*Directions for this task*. Reproduce the entries word for word, and omit any picture you find in them.

*Material*.
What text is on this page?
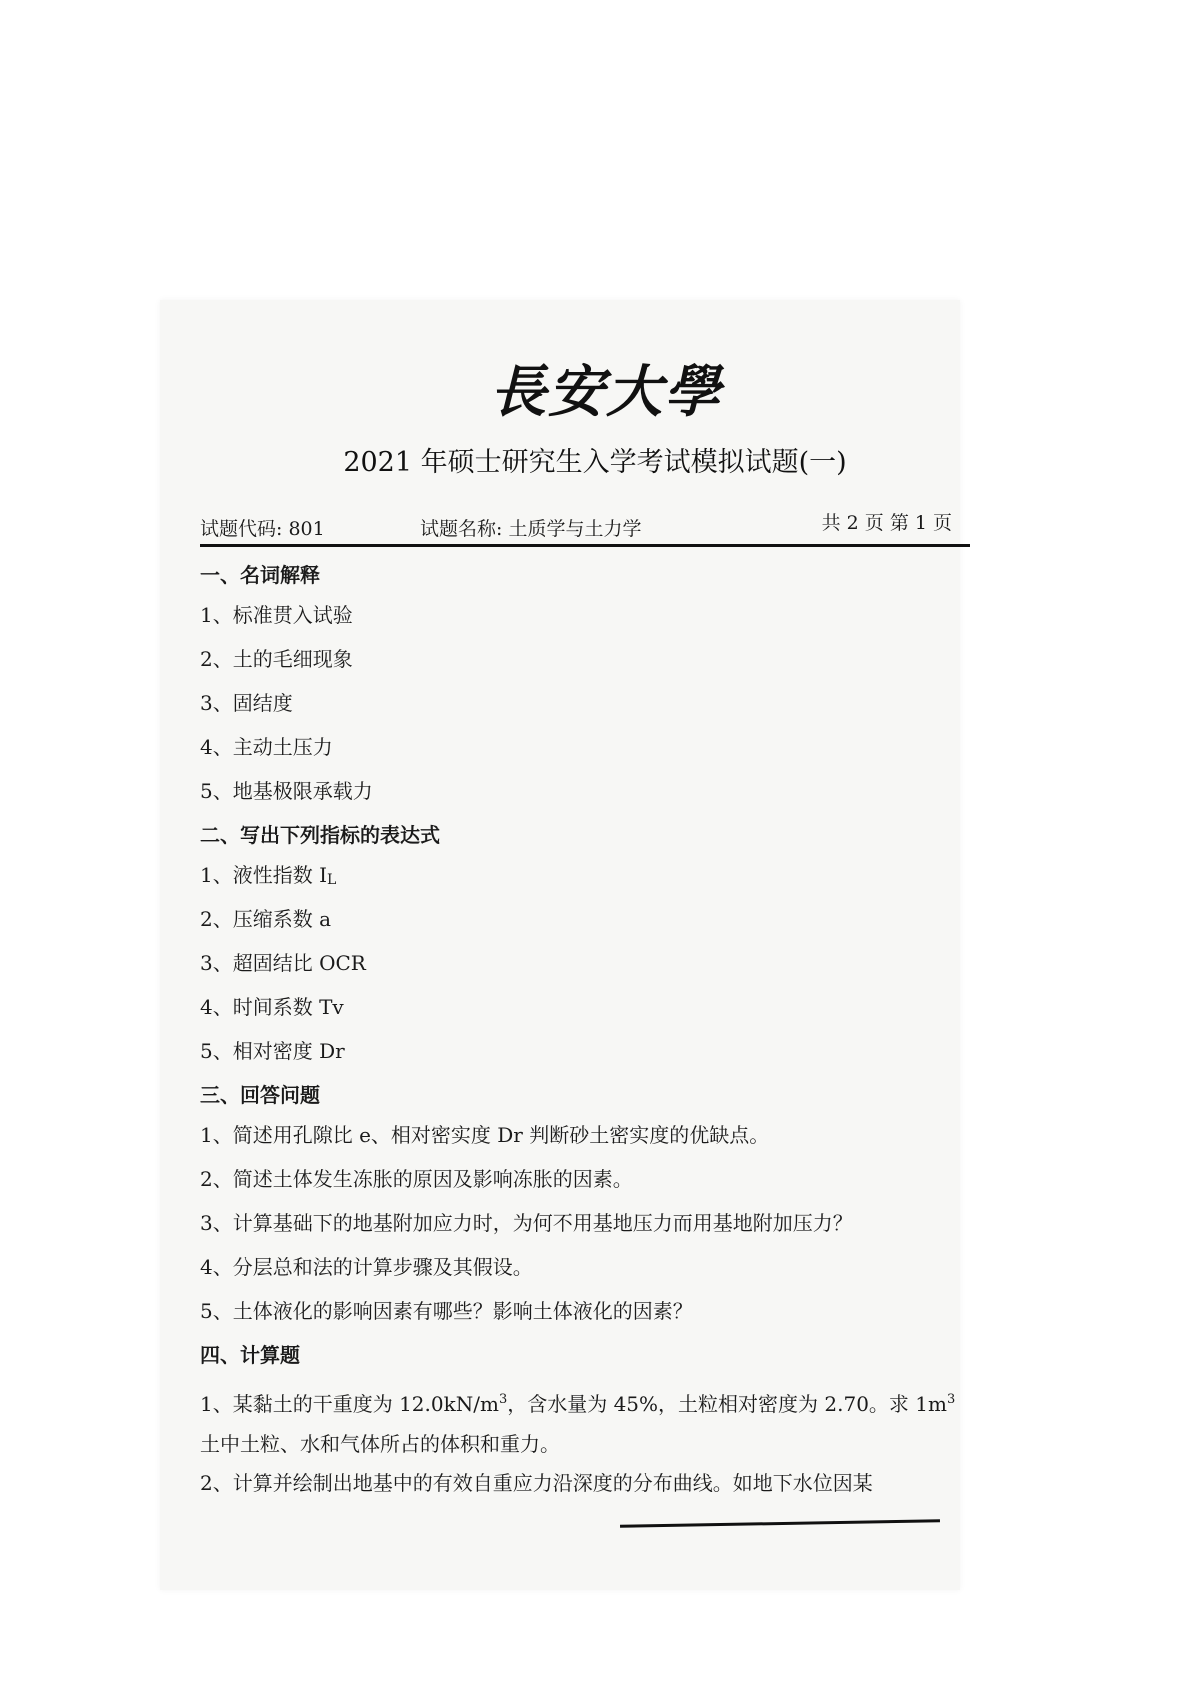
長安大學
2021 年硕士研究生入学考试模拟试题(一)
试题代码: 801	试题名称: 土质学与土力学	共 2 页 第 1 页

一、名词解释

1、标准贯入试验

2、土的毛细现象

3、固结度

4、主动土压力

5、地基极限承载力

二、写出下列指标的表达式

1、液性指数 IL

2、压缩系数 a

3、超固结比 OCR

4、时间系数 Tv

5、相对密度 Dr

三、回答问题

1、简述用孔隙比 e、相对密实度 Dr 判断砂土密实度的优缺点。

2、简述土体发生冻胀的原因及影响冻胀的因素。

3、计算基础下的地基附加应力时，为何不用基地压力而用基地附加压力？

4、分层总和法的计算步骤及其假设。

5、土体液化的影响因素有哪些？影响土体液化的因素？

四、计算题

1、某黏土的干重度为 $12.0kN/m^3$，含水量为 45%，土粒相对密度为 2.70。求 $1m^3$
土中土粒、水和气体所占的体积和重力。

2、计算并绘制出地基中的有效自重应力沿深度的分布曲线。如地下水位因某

*Solution below*.
What text is on this page?
長安大學
2021 年硕士研究生入学考试模拟试题(一)
试题代码: 801	试题名称: 土质学与土力学	共 2 页 第 1 页

一、名词解释

1、标准贯入试验

2、土的毛细现象

3、固结度

4、主动土压力

5、地基极限承载力

二、写出下列指标的表达式

1、液性指数 IL

2、压缩系数 a

3、超固结比 OCR

4、时间系数 Tv

5、相对密度 Dr

三、回答问题

1、简述用孔隙比 e、相对密实度 Dr 判断砂土密实度的优缺点。

2、简述土体发生冻胀的原因及影响冻胀的因素。

3、计算基础下的地基附加应力时，为何不用基地压力而用基地附加压力？

4、分层总和法的计算步骤及其假设。

5、土体液化的影响因素有哪些？影响土体液化的因素？

四、计算题

1、某黏土的干重度为 $12.0kN/m^3$，含水量为 45%，土粒相对密度为 2.70。求 $1m^3$
土中土粒、水和气体所占的体积和重力。

2、计算并绘制出地基中的有效自重应力沿深度的分布曲线。如地下水位因某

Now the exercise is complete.